• [Supplied information]
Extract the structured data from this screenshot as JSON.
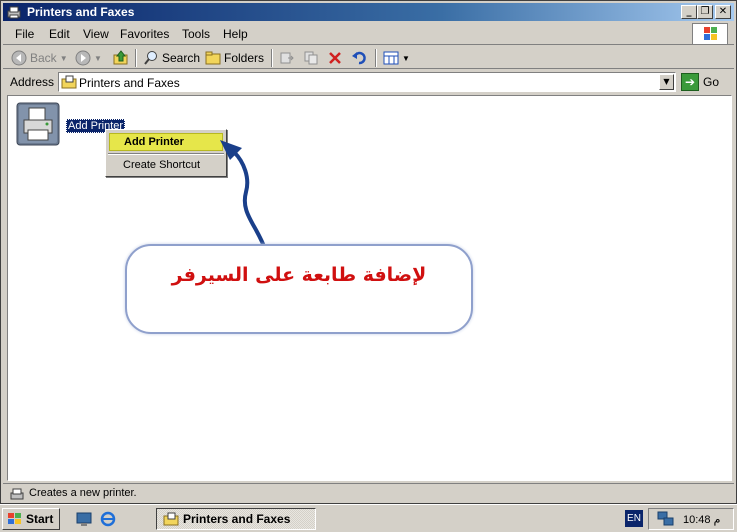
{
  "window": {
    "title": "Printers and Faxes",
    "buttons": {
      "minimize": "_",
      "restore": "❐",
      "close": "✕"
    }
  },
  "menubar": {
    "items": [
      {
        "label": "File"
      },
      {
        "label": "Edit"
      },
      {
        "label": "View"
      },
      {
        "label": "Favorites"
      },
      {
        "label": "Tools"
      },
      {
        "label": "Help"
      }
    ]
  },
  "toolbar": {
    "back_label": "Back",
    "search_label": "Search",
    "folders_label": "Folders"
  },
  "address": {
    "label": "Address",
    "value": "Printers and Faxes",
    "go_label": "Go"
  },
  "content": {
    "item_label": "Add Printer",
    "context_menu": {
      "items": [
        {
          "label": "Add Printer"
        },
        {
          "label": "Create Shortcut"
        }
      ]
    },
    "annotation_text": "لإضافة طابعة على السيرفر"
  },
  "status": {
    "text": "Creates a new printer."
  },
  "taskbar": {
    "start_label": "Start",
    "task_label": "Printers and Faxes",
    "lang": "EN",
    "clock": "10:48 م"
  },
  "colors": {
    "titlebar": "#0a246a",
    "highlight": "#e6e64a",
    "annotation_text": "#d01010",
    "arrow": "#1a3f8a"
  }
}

---

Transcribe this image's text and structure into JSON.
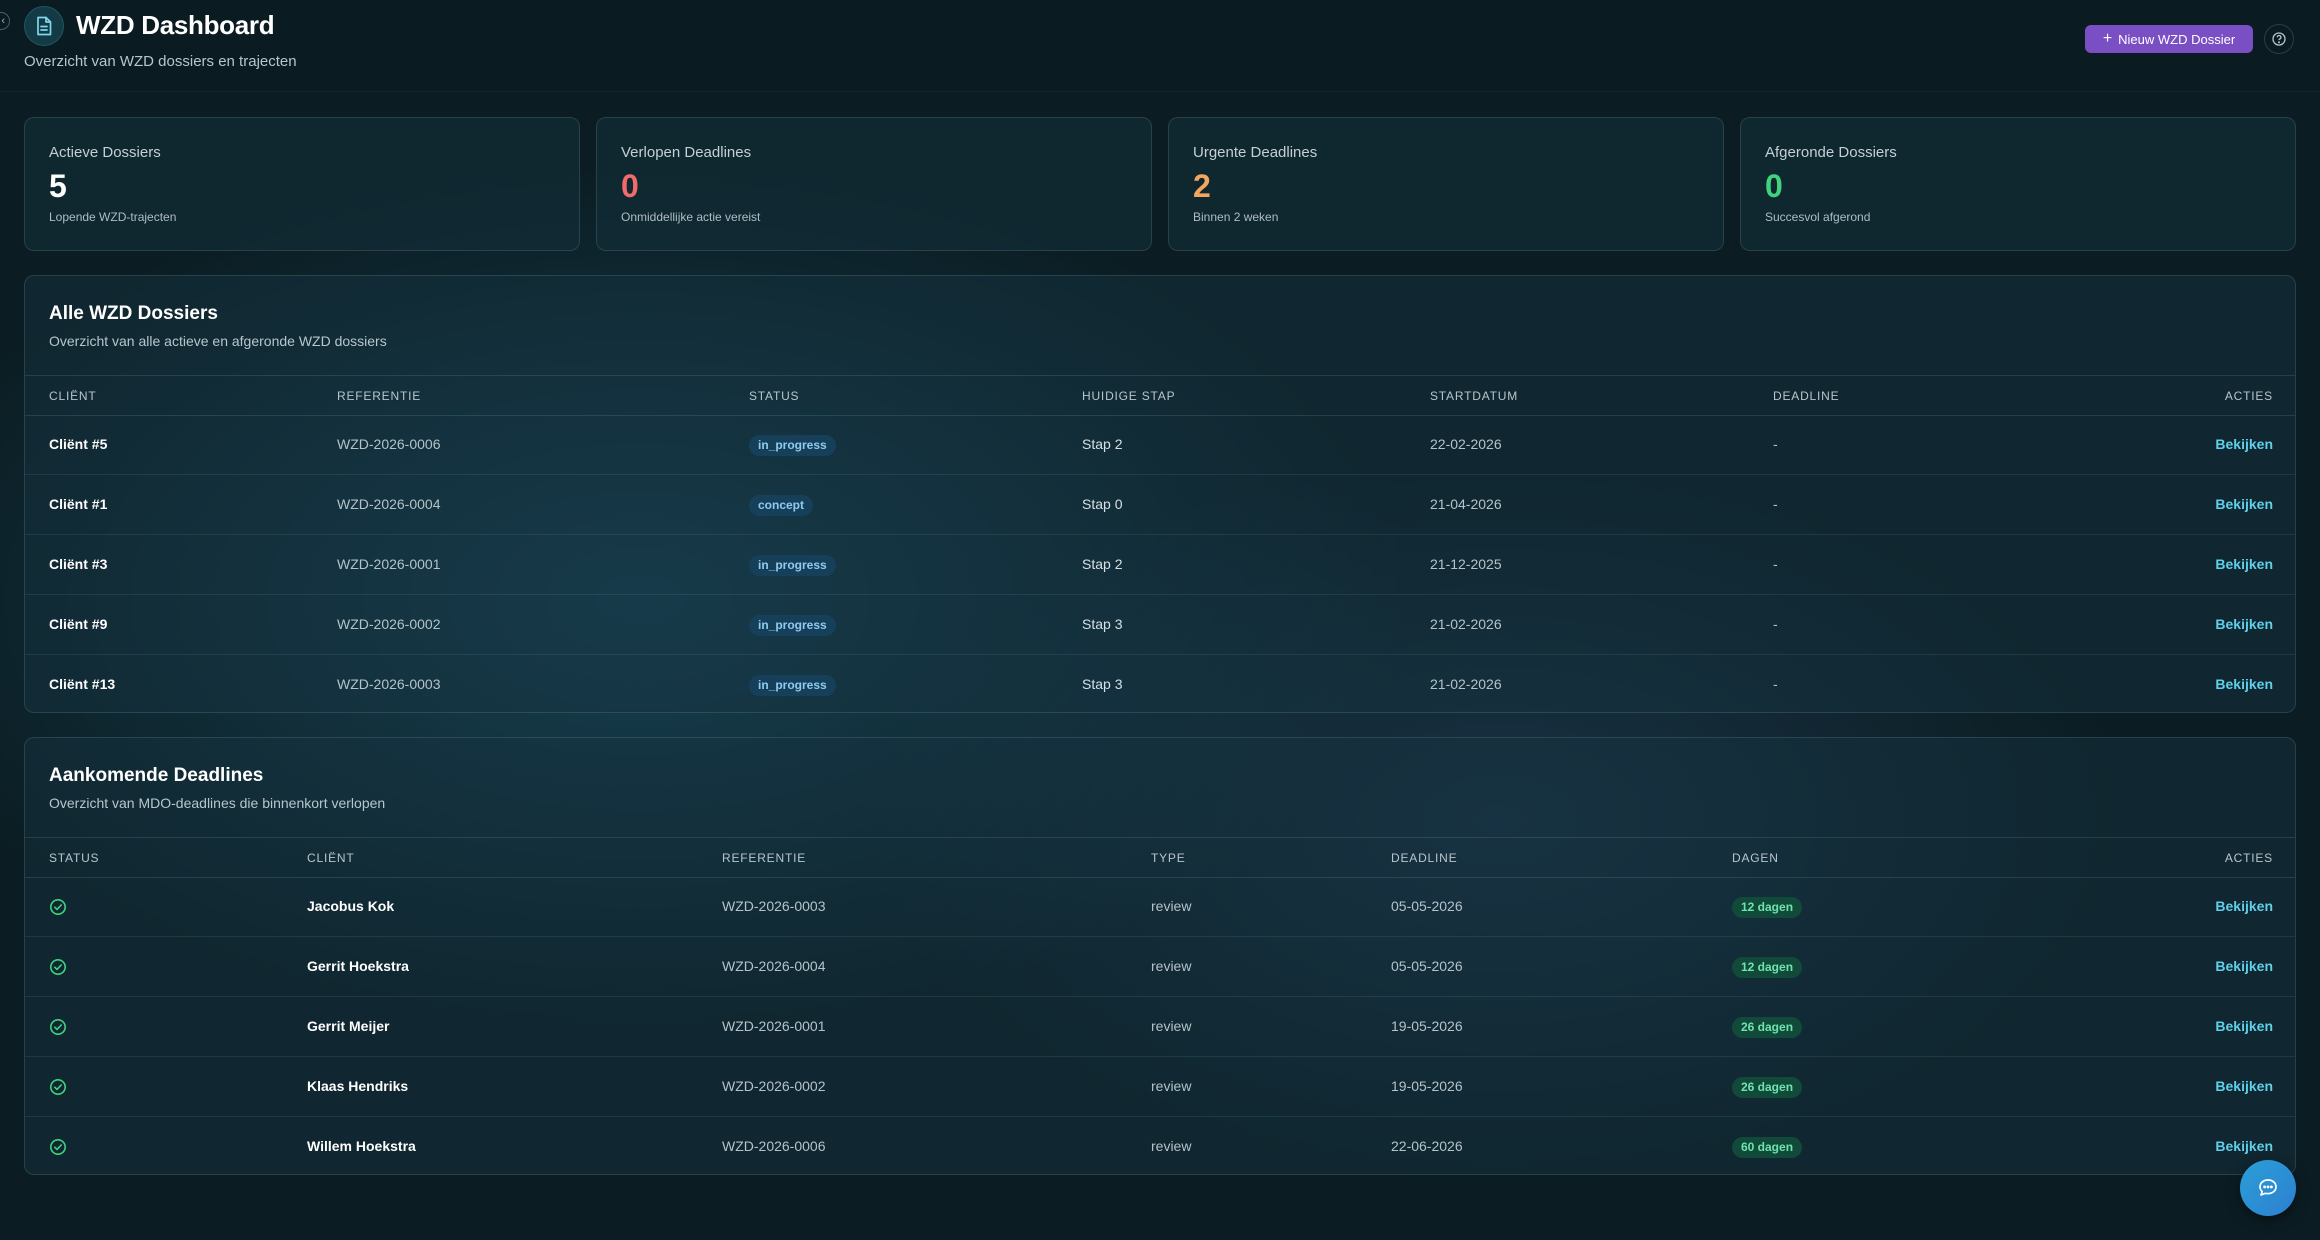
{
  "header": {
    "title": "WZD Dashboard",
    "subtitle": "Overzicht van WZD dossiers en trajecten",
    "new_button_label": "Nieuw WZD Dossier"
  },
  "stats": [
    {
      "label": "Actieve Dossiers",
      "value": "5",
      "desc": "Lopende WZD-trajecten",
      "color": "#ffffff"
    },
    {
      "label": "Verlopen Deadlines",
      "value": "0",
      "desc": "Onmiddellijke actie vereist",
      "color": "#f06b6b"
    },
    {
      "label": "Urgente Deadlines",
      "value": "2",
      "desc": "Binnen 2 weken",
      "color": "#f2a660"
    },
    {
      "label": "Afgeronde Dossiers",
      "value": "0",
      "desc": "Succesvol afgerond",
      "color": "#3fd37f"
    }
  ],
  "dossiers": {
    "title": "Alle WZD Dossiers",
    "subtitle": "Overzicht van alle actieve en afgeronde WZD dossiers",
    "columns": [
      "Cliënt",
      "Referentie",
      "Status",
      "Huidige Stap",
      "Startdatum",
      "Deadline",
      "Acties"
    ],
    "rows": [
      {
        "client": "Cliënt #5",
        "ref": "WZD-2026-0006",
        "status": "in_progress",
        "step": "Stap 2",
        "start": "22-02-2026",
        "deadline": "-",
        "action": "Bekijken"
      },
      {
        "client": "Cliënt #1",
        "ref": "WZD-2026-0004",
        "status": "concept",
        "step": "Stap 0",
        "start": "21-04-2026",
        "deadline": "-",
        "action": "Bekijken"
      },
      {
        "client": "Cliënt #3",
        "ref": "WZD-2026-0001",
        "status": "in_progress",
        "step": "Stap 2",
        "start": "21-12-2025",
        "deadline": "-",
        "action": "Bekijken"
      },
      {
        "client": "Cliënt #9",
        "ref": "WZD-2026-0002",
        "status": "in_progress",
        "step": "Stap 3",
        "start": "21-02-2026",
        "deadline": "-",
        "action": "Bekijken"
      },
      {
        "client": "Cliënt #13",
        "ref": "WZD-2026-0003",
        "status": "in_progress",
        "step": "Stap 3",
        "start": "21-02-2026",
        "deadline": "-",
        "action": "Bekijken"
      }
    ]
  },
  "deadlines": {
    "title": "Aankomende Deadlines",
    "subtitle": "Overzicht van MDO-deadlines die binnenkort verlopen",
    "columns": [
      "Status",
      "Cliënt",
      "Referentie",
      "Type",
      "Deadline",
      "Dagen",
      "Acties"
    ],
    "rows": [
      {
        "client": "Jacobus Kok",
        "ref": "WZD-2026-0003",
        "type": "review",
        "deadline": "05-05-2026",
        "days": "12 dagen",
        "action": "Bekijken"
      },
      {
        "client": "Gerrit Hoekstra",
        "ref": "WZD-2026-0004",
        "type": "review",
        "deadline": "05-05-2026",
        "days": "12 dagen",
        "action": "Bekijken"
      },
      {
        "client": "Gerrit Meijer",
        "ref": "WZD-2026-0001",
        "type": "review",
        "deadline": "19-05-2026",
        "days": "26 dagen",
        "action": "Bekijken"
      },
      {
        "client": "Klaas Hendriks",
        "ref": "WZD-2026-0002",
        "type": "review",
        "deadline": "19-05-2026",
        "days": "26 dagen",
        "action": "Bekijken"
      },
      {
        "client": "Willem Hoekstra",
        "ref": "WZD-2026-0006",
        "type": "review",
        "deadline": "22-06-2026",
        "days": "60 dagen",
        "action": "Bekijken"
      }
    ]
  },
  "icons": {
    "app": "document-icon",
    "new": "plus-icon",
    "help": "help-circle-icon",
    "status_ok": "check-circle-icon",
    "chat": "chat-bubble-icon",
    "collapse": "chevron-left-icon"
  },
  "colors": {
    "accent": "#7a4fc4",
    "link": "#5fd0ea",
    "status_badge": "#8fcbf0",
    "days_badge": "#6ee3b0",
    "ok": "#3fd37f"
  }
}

• [Exercise objective] Show all lines above holding "Overzicht".

• [Result for this task]
    "subtitle": "Overzicht van WZD dossiers en trajecten",
    "subtitle": "Overzicht van alle actieve en afgeronde WZD dossiers",
    "subtitle": "Overzicht van MDO-deadlines die binnenkort verlopen",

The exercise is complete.